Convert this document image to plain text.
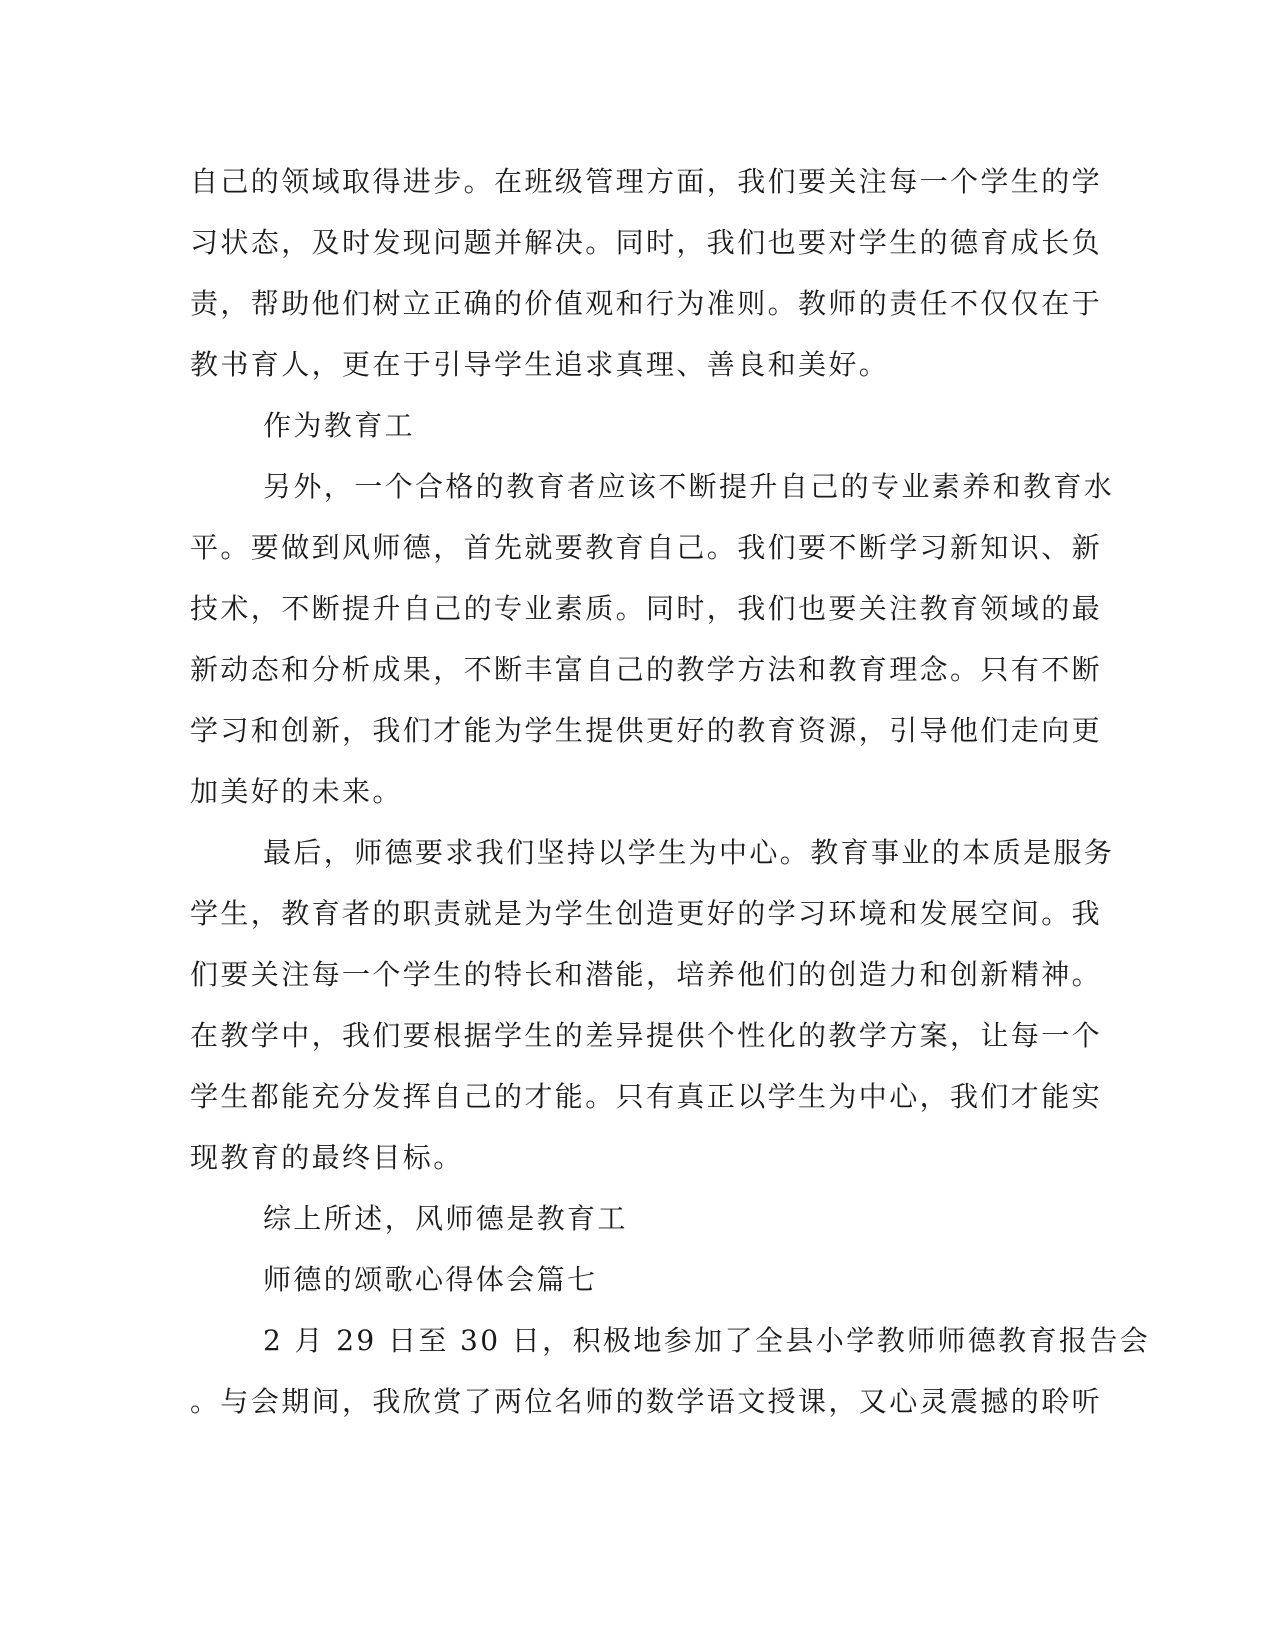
自己的领域取得进步。在班级管理方面，我们要关注每一个学生的学
习状态，及时发现问题并解决。同时，我们也要对学生的德育成长负
责，帮助他们树立正确的价值观和行为准则。教师的责任不仅仅在于
教书育人，更在于引导学生追求真理、善良和美好。
作为教育工
另外，一个合格的教育者应该不断提升自己的专业素养和教育水
平。要做到风师德，首先就要教育自己。我们要不断学习新知识、新
技术，不断提升自己的专业素质。同时，我们也要关注教育领域的最
新动态和分析成果，不断丰富自己的教学方法和教育理念。只有不断
学习和创新，我们才能为学生提供更好的教育资源，引导他们走向更
加美好的未来。
最后，师德要求我们坚持以学生为中心。教育事业的本质是服务
学生，教育者的职责就是为学生创造更好的学习环境和发展空间。我
们要关注每一个学生的特长和潜能，培养他们的创造力和创新精神。
在教学中，我们要根据学生的差异提供个性化的教学方案，让每一个
学生都能充分发挥自己的才能。只有真正以学生为中心，我们才能实
现教育的最终目标。
综上所述，风师德是教育工
师德的颂歌心得体会篇七
2 月 29 日至 30 日，积极地参加了全县小学教师师德教育报告会
。与会期间，我欣赏了两位名师的数学语文授课，又心灵震撼的聆听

===

Using the material above, set down every line exactly, but skip the pictures.

The response →
Convert this document image to plain text.
自己的领域取得进步。在班级管理方面，我们要关注每一个学生的学
习状态，及时发现问题并解决。同时，我们也要对学生的德育成长负
责，帮助他们树立正确的价值观和行为准则。教师的责任不仅仅在于
教书育人，更在于引导学生追求真理、善良和美好。
作为教育工
另外，一个合格的教育者应该不断提升自己的专业素养和教育水
平。要做到风师德，首先就要教育自己。我们要不断学习新知识、新
技术，不断提升自己的专业素质。同时，我们也要关注教育领域的最
新动态和分析成果，不断丰富自己的教学方法和教育理念。只有不断
学习和创新，我们才能为学生提供更好的教育资源，引导他们走向更
加美好的未来。
最后，师德要求我们坚持以学生为中心。教育事业的本质是服务
学生，教育者的职责就是为学生创造更好的学习环境和发展空间。我
们要关注每一个学生的特长和潜能，培养他们的创造力和创新精神。
在教学中，我们要根据学生的差异提供个性化的教学方案，让每一个
学生都能充分发挥自己的才能。只有真正以学生为中心，我们才能实
现教育的最终目标。
综上所述，风师德是教育工
师德的颂歌心得体会篇七
2 月 29 日至 30 日，积极地参加了全县小学教师师德教育报告会
。与会期间，我欣赏了两位名师的数学语文授课，又心灵震撼的聆听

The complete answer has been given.